Records for the exercise -
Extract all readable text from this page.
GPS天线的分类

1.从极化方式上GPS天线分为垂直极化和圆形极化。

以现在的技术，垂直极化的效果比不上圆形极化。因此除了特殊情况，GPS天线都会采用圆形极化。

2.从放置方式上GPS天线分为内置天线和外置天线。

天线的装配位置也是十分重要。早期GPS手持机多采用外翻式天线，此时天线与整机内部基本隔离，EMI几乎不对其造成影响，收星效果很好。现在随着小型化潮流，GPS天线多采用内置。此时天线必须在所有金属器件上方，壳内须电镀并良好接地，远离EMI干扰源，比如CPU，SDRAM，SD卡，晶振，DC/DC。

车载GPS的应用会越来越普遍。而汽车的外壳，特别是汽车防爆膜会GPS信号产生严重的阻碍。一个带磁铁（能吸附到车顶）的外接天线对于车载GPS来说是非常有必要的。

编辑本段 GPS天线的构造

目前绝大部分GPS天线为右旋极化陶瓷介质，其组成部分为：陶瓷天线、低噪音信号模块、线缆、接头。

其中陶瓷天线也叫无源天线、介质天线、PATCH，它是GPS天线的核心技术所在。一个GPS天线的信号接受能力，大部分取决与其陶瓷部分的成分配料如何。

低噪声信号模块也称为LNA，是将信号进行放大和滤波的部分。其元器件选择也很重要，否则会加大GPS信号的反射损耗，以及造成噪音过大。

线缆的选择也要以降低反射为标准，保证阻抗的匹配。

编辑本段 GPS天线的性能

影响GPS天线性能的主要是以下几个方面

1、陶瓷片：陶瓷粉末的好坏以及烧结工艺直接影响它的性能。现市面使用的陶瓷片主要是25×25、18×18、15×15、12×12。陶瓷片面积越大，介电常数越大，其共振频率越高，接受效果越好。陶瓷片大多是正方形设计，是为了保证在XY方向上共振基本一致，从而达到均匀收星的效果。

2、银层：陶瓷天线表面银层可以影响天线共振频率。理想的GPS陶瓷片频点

==

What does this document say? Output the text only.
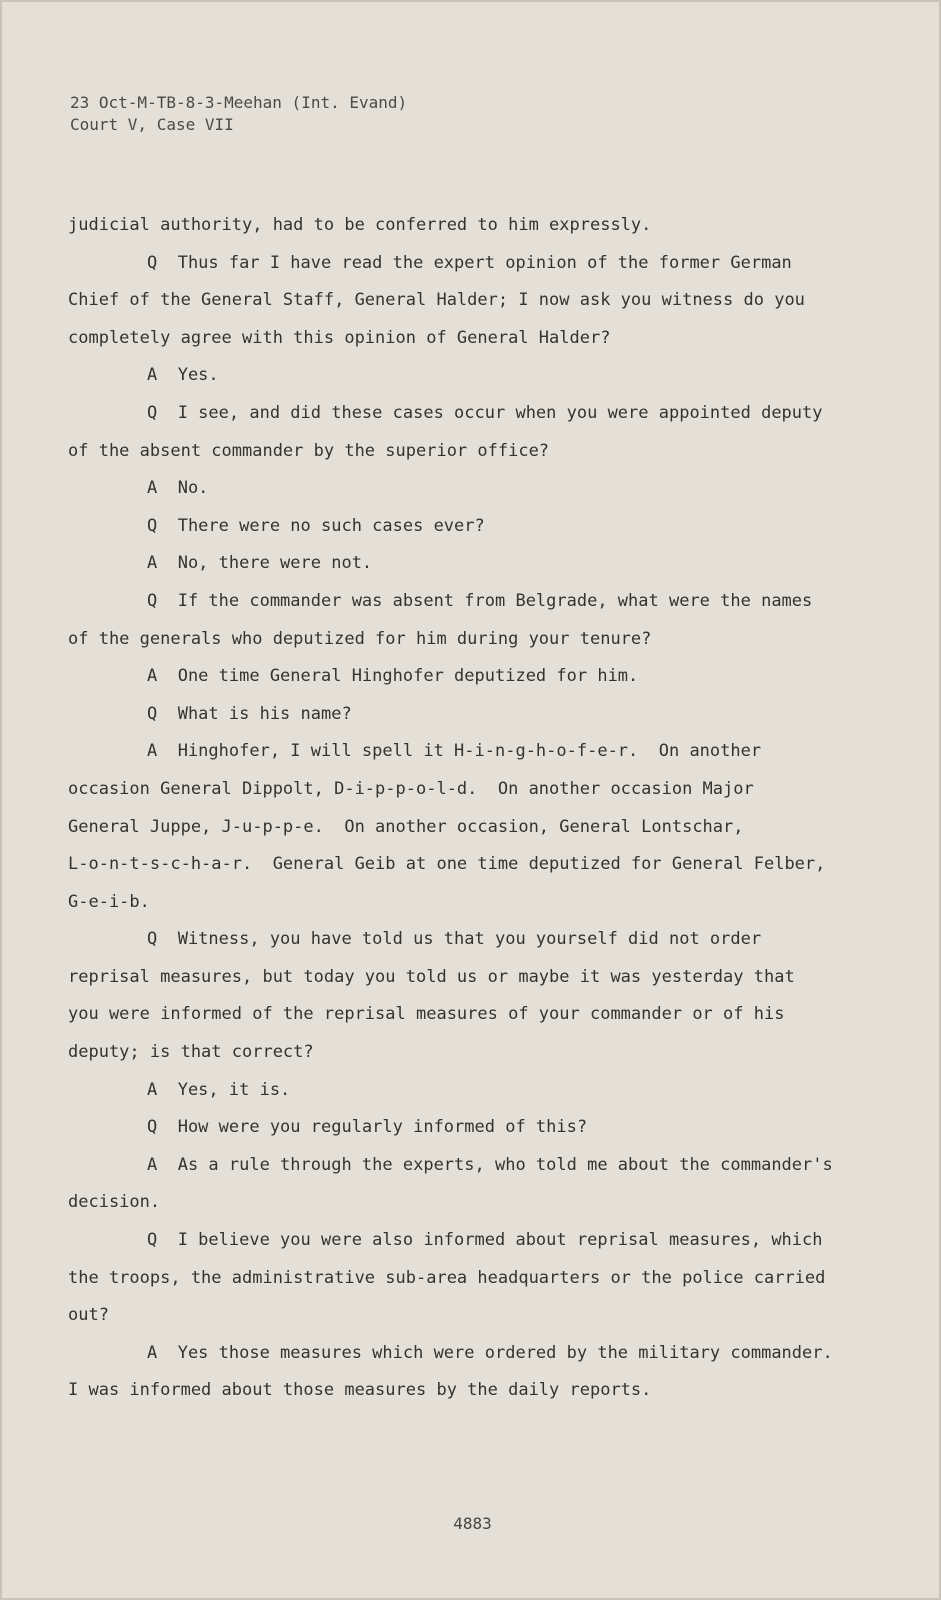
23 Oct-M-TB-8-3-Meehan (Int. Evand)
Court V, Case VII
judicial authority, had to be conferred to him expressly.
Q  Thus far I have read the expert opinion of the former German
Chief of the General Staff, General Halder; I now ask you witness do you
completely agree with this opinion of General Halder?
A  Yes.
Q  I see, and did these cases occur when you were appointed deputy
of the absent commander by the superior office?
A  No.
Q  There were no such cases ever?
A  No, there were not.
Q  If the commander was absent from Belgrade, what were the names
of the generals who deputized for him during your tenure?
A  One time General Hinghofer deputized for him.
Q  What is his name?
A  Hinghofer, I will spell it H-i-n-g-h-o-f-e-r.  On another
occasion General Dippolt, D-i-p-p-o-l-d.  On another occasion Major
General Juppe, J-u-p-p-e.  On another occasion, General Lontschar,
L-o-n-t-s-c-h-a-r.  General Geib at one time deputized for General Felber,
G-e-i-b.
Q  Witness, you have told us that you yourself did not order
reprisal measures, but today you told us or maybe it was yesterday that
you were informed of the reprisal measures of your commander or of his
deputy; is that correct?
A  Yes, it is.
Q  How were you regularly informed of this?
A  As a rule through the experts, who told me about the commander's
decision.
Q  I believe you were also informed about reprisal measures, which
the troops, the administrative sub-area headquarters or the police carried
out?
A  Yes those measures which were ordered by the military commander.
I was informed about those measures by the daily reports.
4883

==

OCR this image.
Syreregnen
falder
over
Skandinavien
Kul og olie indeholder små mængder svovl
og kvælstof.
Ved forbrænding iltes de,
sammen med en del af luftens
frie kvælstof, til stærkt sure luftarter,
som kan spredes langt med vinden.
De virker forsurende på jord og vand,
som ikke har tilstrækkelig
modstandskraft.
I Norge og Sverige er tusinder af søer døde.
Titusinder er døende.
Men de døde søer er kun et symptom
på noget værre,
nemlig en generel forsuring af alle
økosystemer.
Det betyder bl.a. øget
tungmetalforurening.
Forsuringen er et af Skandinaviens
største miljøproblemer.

Exercise task -
Copy each line of the listing in which the word "text" can be found.

Solution -
Extract all readable text from this page.
What does this document say? Output the text only.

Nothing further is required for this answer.